Read the lines below. Copy out any that hold the string "xlabel".

>> start

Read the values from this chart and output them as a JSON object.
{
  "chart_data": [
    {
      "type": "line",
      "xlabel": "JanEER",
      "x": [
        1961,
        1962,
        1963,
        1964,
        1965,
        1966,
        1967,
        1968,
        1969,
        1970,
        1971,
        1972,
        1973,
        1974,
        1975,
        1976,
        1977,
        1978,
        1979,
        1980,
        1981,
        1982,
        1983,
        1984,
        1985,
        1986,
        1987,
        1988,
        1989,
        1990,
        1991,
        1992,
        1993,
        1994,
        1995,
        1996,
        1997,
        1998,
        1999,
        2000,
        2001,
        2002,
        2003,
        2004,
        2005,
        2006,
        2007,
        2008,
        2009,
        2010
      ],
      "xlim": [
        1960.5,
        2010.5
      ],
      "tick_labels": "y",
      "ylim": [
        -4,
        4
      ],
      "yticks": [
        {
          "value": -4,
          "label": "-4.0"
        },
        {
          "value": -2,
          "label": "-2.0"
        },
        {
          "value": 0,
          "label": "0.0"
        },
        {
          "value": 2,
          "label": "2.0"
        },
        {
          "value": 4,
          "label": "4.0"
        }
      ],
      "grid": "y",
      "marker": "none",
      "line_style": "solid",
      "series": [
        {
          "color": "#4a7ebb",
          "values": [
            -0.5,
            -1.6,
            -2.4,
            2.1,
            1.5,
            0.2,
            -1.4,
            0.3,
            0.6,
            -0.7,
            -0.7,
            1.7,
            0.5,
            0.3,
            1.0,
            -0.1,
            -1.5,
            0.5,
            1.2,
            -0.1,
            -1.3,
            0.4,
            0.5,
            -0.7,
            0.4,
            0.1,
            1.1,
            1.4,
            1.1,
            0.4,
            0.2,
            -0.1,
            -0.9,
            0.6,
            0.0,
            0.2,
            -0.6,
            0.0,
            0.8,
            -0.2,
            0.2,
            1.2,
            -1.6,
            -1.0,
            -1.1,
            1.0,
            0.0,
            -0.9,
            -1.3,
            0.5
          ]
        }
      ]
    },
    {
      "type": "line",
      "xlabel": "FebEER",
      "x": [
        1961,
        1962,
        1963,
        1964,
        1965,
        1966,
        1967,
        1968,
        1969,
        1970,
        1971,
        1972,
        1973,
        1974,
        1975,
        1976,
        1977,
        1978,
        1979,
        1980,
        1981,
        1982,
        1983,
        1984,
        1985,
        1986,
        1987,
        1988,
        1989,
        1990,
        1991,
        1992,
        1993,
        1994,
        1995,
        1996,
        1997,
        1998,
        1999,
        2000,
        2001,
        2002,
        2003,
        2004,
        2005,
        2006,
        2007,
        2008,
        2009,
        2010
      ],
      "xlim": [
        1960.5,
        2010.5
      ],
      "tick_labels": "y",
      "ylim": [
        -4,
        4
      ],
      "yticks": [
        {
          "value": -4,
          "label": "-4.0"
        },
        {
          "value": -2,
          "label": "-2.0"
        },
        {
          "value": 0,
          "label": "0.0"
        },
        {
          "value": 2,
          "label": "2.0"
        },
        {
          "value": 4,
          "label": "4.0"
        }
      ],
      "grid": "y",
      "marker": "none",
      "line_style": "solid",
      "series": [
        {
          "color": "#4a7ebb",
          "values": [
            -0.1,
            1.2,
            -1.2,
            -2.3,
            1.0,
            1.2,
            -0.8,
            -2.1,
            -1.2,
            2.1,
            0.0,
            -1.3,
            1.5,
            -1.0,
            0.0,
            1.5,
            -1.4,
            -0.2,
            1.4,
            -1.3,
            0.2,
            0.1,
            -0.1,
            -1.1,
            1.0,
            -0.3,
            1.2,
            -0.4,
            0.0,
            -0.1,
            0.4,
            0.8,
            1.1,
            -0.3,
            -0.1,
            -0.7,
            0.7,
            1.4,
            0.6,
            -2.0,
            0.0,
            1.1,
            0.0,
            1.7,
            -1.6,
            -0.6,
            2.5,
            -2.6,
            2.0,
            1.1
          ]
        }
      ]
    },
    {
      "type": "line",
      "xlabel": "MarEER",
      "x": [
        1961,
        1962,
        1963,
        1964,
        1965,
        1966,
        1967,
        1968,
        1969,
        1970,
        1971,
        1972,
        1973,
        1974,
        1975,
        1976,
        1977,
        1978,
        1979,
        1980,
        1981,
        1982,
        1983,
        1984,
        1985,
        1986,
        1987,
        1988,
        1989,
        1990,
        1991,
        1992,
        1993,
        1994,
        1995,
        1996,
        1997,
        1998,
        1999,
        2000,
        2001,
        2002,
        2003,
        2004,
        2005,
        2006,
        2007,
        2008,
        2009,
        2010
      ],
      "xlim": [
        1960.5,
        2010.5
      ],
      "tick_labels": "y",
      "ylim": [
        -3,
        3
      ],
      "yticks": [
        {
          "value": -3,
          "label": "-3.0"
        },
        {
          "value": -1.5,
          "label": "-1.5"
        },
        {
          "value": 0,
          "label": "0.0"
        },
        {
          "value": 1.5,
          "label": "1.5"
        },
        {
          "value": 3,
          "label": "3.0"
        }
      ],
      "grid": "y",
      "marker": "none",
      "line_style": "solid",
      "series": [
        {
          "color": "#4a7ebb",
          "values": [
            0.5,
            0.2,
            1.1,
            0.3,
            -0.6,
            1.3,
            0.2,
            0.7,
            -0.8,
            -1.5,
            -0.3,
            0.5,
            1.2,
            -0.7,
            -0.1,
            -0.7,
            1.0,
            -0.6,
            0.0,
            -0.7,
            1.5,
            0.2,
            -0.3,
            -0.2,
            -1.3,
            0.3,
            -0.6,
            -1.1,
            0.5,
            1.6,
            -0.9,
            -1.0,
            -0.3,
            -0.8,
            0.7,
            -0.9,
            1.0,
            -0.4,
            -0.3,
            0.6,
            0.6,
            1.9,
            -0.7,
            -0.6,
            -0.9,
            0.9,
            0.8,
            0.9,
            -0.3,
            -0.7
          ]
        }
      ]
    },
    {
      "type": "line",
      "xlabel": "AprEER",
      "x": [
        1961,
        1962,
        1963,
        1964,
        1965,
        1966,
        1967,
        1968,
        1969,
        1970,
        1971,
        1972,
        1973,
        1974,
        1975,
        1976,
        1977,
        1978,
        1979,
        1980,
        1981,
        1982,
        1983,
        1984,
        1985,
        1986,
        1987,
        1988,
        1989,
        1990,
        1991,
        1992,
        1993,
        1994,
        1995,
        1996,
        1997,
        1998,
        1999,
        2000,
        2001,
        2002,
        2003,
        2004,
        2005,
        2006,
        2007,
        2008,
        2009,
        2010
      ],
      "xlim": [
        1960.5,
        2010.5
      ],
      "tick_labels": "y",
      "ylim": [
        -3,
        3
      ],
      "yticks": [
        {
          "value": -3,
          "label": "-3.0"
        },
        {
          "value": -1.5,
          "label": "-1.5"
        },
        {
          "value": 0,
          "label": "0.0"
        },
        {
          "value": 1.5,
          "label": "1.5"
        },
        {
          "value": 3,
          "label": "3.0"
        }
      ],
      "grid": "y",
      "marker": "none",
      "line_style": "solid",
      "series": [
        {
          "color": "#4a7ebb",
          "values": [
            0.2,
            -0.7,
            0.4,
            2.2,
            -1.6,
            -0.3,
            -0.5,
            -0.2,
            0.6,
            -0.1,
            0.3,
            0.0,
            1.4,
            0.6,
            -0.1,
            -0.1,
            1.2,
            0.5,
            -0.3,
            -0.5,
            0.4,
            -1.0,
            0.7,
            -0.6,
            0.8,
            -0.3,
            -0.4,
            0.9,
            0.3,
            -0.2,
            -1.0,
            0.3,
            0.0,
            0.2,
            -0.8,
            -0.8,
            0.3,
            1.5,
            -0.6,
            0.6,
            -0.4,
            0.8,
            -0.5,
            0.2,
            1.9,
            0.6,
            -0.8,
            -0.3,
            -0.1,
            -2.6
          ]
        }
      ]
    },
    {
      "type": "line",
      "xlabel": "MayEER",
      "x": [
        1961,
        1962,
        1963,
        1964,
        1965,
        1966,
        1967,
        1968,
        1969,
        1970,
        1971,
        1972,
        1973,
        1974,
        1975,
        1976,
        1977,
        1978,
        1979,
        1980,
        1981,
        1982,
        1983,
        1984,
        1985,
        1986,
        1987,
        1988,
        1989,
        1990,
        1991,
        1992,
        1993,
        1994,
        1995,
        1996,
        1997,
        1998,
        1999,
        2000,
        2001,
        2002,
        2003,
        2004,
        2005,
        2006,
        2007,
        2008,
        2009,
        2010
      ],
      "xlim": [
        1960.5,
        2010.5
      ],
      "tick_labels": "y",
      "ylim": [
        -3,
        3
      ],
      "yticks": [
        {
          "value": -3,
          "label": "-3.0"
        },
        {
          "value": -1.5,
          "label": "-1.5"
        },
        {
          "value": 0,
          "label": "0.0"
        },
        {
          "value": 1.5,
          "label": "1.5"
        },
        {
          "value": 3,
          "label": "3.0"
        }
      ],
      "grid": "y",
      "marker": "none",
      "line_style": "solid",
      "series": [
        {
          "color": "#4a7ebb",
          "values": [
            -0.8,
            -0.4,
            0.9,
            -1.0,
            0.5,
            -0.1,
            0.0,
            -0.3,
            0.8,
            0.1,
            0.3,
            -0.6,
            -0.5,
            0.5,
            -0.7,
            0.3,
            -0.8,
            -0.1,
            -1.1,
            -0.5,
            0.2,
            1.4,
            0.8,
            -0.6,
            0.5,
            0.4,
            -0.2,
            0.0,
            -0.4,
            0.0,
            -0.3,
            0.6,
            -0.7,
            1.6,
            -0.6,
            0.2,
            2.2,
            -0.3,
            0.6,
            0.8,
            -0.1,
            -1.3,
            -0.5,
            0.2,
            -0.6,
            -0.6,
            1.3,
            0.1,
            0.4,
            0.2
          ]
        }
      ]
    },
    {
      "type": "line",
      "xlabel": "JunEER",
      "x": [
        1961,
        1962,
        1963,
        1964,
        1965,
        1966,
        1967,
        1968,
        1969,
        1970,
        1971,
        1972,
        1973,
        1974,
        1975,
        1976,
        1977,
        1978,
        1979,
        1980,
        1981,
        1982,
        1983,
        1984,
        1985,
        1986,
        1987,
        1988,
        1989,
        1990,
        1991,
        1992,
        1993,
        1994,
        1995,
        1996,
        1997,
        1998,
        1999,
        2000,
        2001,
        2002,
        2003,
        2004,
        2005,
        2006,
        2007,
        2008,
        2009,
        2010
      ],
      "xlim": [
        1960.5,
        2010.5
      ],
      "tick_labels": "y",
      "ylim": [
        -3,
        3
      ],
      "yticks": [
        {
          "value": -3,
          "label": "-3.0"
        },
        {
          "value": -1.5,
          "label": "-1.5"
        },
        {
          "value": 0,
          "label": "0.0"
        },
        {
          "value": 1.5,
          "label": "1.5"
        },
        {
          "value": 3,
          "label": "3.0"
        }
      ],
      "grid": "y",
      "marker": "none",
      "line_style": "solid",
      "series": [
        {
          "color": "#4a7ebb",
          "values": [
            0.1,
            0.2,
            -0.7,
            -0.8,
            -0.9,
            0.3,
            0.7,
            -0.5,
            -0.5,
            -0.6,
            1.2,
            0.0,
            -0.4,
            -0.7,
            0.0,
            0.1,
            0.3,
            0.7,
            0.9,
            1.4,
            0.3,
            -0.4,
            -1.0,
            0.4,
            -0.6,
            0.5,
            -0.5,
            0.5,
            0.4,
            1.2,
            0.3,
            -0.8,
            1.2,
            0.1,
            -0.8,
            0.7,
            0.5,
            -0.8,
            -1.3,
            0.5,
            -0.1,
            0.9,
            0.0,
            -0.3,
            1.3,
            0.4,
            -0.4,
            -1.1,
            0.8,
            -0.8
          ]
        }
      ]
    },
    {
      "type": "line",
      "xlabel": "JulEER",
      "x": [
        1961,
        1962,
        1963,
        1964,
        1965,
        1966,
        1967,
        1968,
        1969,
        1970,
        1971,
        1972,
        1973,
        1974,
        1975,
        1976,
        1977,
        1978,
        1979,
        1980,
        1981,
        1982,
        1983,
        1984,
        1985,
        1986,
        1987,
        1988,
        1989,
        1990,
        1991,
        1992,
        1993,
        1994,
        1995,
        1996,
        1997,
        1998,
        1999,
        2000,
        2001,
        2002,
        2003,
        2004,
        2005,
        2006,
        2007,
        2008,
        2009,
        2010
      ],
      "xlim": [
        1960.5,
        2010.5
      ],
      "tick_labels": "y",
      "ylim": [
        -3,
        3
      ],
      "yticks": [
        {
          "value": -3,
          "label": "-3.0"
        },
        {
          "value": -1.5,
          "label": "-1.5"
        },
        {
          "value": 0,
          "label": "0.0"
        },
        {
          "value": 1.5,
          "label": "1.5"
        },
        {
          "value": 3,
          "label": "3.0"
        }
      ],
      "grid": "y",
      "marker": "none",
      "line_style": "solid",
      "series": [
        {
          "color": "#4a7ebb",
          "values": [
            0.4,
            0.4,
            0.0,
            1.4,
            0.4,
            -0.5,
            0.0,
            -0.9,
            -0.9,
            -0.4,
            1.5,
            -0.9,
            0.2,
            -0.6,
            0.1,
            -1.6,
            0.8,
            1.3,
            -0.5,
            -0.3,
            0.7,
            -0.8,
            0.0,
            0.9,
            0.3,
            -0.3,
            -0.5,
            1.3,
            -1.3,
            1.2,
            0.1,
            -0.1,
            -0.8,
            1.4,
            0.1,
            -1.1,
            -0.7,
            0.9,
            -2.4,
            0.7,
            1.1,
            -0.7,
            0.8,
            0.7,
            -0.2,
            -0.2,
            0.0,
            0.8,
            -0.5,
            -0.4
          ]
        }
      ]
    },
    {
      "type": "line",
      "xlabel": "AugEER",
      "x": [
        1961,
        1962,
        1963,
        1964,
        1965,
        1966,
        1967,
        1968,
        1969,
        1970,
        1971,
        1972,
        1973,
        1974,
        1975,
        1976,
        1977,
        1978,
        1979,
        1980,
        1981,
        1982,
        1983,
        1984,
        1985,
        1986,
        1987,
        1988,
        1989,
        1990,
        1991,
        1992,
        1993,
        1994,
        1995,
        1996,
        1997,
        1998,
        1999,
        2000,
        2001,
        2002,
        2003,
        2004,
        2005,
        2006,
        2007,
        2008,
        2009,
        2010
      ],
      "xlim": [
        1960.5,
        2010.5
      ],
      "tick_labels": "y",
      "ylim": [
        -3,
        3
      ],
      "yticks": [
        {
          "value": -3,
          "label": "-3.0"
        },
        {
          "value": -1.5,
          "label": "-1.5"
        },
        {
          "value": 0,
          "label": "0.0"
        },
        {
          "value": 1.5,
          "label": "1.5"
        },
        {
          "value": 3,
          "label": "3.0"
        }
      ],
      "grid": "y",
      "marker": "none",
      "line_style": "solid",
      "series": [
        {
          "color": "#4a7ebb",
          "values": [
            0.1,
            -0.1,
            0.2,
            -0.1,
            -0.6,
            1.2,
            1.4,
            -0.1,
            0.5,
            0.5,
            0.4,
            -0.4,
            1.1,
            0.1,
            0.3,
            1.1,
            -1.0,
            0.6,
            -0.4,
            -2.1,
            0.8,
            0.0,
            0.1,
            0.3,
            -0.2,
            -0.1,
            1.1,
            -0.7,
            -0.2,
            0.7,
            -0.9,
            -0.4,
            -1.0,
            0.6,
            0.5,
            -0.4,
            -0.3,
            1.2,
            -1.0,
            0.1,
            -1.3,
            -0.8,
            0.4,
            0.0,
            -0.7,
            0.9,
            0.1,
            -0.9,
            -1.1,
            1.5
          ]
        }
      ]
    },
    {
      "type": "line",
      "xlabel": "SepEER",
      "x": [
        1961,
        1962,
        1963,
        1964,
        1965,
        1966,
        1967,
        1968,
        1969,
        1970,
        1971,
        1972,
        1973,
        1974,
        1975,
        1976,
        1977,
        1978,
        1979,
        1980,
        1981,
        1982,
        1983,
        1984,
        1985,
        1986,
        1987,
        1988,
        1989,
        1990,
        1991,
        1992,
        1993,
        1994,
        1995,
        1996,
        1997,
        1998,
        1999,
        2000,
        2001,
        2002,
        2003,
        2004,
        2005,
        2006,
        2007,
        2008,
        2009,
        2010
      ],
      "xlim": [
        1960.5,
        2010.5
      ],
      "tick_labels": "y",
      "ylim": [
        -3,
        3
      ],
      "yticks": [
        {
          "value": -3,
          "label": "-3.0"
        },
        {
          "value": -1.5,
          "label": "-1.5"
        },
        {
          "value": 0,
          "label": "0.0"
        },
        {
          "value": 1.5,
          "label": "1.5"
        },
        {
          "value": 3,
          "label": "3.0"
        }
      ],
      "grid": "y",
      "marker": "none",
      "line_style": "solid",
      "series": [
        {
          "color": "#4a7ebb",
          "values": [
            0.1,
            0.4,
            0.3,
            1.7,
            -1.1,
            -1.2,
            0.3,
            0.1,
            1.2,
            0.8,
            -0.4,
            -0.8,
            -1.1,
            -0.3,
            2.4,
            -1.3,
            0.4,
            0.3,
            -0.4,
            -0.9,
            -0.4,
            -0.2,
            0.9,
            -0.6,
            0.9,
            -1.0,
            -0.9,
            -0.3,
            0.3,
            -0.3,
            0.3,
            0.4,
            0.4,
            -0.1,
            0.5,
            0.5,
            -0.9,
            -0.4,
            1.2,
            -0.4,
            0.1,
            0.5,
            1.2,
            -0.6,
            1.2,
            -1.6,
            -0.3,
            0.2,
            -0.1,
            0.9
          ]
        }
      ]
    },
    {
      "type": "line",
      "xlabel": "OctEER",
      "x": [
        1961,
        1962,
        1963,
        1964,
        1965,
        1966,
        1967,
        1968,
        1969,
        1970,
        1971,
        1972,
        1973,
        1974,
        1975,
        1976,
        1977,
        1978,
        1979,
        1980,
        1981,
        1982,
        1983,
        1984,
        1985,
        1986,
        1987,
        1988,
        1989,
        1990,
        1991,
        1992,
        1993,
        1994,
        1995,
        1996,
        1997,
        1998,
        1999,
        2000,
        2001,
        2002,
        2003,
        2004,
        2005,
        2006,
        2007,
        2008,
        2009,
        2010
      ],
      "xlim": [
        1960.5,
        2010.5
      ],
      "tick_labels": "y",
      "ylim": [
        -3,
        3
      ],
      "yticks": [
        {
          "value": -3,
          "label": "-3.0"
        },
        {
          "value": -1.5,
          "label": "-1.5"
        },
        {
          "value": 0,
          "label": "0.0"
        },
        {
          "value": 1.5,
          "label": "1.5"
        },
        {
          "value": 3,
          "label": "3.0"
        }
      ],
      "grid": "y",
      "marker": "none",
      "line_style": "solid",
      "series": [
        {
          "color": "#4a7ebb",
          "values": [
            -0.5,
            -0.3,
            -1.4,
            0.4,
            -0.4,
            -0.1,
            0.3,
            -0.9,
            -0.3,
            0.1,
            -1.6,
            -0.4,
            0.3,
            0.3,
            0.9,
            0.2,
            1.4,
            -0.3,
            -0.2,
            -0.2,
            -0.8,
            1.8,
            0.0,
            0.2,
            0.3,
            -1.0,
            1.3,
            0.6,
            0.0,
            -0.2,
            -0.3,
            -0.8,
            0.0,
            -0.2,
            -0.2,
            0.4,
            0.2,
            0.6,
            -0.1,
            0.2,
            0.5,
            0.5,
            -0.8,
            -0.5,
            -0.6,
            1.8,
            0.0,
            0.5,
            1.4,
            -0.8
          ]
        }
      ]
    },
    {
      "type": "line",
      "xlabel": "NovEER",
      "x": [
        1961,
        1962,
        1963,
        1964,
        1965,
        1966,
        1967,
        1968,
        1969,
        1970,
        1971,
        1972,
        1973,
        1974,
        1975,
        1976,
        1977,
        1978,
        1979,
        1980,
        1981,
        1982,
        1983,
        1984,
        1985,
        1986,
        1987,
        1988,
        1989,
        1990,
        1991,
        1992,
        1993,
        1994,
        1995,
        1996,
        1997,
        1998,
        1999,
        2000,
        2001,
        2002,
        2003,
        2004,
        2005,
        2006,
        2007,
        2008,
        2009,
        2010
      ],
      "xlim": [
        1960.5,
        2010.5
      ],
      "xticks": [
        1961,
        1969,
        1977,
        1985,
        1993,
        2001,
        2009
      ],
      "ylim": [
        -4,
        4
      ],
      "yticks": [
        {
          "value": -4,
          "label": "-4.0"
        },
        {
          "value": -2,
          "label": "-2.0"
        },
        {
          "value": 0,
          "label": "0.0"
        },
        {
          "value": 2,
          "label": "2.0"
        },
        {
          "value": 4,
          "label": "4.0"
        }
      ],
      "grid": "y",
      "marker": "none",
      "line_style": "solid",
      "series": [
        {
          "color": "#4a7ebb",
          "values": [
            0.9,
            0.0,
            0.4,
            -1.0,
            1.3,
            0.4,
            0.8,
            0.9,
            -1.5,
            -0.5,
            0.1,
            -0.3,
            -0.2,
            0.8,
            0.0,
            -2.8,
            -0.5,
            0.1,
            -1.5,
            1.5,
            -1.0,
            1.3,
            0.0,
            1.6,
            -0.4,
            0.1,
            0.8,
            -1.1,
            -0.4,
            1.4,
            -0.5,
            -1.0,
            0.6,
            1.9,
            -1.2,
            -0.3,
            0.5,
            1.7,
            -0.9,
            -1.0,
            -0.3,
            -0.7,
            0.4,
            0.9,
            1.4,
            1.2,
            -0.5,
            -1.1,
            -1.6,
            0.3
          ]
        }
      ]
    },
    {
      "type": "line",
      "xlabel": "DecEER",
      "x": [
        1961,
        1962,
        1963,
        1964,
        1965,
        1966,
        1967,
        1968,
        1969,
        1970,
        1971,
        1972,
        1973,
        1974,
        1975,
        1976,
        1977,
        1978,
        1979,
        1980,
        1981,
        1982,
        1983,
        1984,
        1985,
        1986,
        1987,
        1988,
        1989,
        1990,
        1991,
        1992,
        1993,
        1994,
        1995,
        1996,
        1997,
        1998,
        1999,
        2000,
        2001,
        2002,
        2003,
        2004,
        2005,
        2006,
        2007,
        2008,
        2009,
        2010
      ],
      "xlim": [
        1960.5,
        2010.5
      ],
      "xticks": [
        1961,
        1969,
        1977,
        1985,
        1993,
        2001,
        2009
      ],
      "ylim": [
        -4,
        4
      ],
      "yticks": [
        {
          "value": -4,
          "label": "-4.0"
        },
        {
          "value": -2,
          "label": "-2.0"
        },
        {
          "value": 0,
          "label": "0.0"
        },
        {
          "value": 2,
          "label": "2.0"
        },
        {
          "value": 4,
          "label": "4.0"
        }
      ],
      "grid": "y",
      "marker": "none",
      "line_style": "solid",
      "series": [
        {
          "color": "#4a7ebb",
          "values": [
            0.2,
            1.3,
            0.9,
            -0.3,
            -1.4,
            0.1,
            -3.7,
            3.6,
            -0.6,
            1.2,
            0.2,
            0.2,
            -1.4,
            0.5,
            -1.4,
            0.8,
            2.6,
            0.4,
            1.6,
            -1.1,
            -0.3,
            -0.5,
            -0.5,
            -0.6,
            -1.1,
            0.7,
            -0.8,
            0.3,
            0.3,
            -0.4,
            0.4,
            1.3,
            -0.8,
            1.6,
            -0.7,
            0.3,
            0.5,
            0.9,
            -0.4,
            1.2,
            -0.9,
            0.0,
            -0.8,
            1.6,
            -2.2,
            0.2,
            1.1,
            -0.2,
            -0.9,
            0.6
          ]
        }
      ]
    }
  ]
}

>> end

• Response to this task
      "xlabel": "JanEER",
      "xlabel": "FebEER",
      "xlabel": "MarEER",
      "xlabel": "AprEER",
      "xlabel": "MayEER",
      "xlabel": "JunEER",
      "xlabel": "JulEER",
      "xlabel": "AugEER",
      "xlabel": "SepEER",
      "xlabel": "OctEER",
      "xlabel": "NovEER",
      "xlabel": "DecEER",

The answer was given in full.